Copy out the lines of the listing below, word for word, from the line with "postcode-label: 邮政编码 bbox=[208, 579, 280, 601]" to the line with "family-col-health: 健康状况 bbox=[858, 639, 930, 661]", including both of those lines.

_ _ _ _ _ _ _

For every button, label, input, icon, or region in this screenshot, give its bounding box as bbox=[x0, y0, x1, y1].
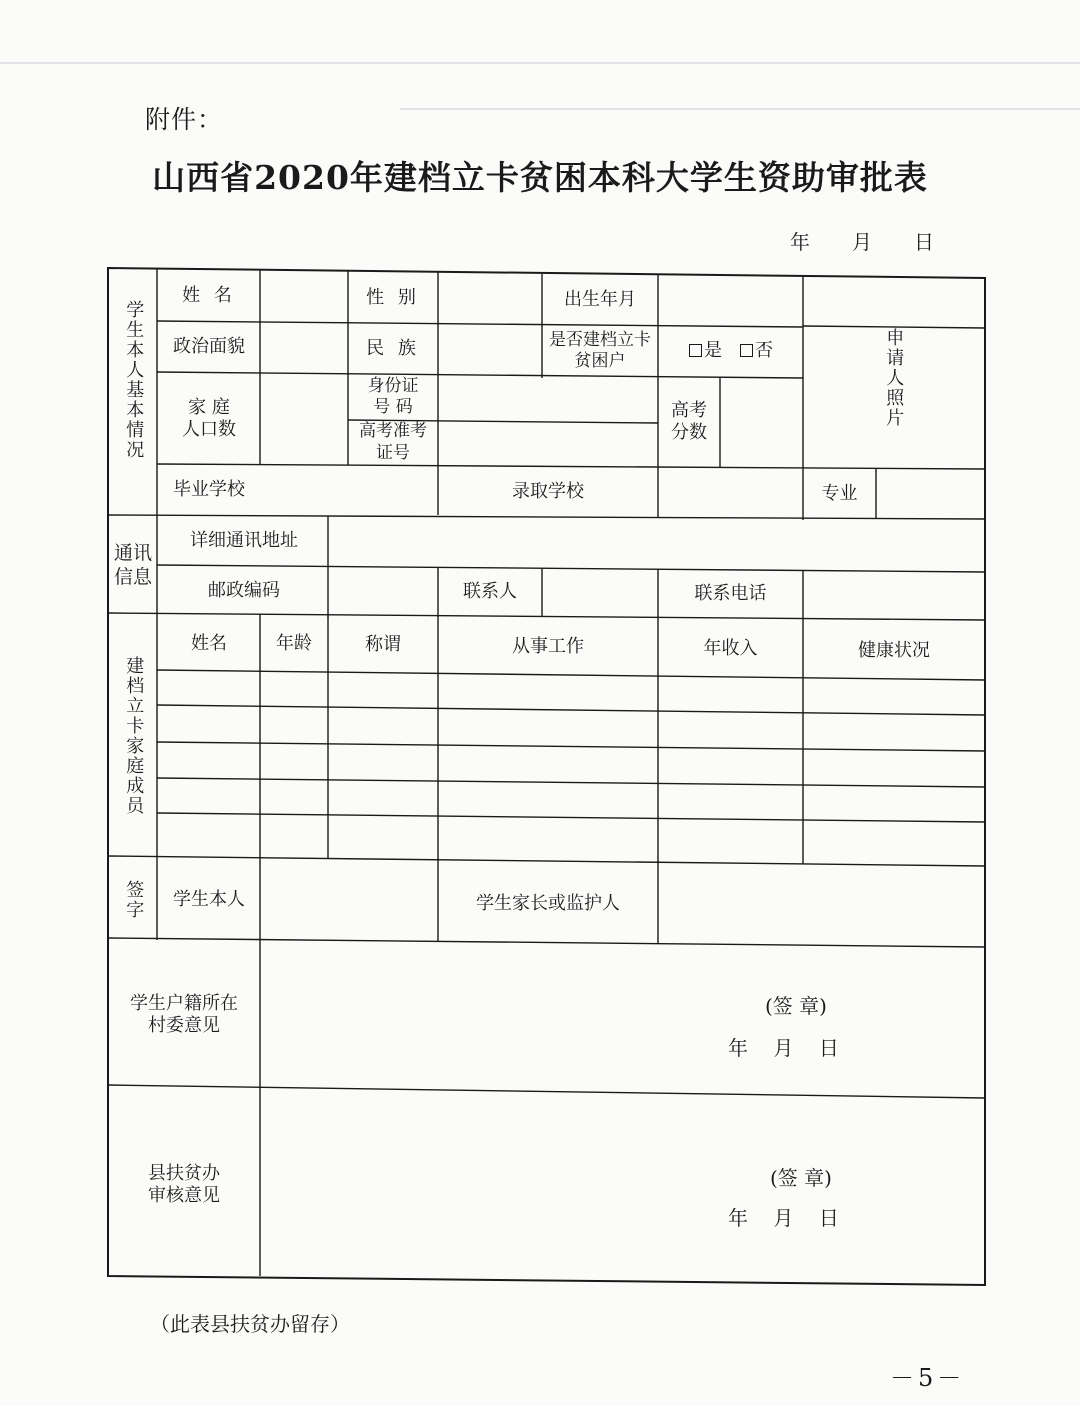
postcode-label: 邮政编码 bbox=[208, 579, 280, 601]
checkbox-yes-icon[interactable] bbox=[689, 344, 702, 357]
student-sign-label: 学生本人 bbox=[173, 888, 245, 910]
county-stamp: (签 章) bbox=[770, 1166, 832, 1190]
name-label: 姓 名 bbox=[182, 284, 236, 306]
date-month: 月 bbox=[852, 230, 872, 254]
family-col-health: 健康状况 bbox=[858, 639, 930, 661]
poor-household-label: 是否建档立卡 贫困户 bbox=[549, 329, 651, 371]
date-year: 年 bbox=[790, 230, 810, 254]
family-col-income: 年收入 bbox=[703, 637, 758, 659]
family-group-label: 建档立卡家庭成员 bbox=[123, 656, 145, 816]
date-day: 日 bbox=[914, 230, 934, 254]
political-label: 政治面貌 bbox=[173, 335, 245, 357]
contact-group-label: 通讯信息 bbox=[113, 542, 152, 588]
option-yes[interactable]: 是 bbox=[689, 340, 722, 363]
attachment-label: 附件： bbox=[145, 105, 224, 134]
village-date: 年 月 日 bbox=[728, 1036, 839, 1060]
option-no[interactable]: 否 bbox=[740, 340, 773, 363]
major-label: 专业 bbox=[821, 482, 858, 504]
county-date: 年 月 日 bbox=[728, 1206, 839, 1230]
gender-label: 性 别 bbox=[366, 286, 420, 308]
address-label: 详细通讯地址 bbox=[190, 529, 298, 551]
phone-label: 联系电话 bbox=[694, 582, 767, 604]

_ _ _ _ _ _ _

» **Finished task**
postcode-label: 邮政编码 bbox=[208, 579, 280, 601]
checkbox-yes-icon[interactable] bbox=[689, 344, 702, 357]
student-sign-label: 学生本人 bbox=[173, 888, 245, 910]
county-stamp: (签 章) bbox=[770, 1166, 832, 1190]
name-label: 姓 名 bbox=[182, 284, 236, 306]
date-month: 月 bbox=[852, 230, 872, 254]
family-col-health: 健康状况 bbox=[858, 639, 930, 661]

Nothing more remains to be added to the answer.